TASK BRIEF.
Write out the entire listing below exactly, with the pictures left out.

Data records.
──────

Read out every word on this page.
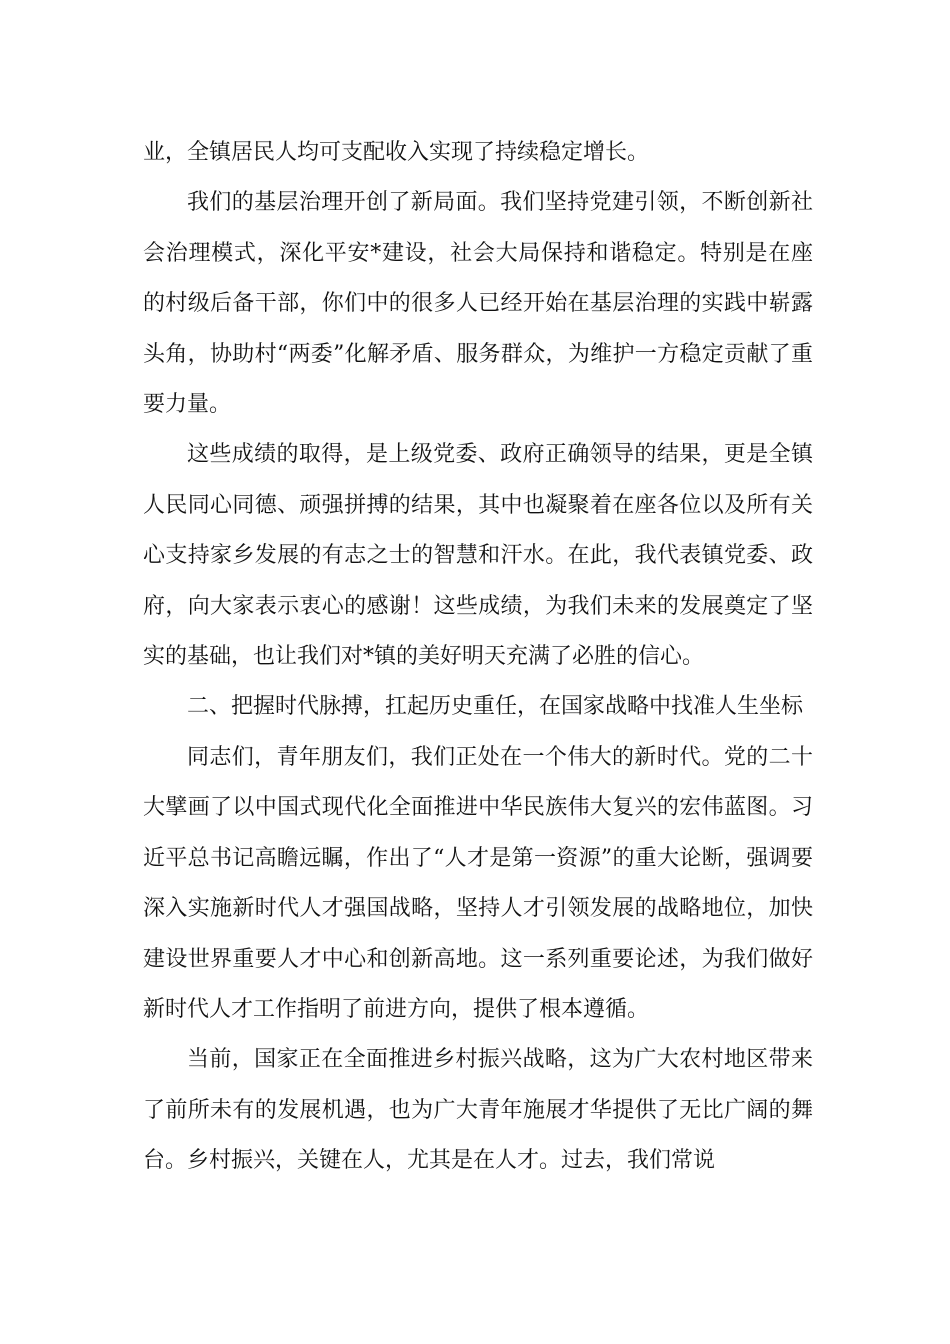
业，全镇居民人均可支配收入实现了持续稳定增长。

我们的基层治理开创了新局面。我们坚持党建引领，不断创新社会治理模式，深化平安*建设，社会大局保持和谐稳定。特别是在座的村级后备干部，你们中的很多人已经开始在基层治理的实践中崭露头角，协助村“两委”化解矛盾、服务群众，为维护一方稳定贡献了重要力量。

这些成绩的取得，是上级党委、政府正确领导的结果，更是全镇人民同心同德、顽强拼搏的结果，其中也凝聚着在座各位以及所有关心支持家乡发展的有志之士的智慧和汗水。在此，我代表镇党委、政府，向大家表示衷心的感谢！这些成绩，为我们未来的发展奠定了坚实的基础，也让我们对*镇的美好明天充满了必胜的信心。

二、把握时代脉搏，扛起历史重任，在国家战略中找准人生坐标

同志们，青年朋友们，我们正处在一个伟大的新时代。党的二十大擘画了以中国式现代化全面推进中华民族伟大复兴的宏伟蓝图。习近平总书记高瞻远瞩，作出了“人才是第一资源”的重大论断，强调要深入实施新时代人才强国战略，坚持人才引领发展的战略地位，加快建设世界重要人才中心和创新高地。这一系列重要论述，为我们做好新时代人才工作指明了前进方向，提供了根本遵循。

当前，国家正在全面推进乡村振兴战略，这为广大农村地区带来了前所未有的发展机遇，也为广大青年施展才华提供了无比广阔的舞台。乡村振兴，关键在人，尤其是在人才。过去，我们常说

──────

ANSWER.
Read out every word on this page.
业，全镇居民人均可支配收入实现了持续稳定增长。

我们的基层治理开创了新局面。我们坚持党建引领，不断创新社会治理模式，深化平安*建设，社会大局保持和谐稳定。特别是在座的村级后备干部，你们中的很多人已经开始在基层治理的实践中崭露头角，协助村“两委”化解矛盾、服务群众，为维护一方稳定贡献了重要力量。

这些成绩的取得，是上级党委、政府正确领导的结果，更是全镇人民同心同德、顽强拼搏的结果，其中也凝聚着在座各位以及所有关心支持家乡发展的有志之士的智慧和汗水。在此，我代表镇党委、政府，向大家表示衷心的感谢！这些成绩，为我们未来的发展奠定了坚实的基础，也让我们对*镇的美好明天充满了必胜的信心。

二、把握时代脉搏，扛起历史重任，在国家战略中找准人生坐标

同志们，青年朋友们，我们正处在一个伟大的新时代。党的二十大擘画了以中国式现代化全面推进中华民族伟大复兴的宏伟蓝图。习近平总书记高瞻远瞩，作出了“人才是第一资源”的重大论断，强调要深入实施新时代人才强国战略，坚持人才引领发展的战略地位，加快建设世界重要人才中心和创新高地。这一系列重要论述，为我们做好新时代人才工作指明了前进方向，提供了根本遵循。

当前，国家正在全面推进乡村振兴战略，这为广大农村地区带来了前所未有的发展机遇，也为广大青年施展才华提供了无比广阔的舞台。乡村振兴，关键在人，尤其是在人才。过去，我们常说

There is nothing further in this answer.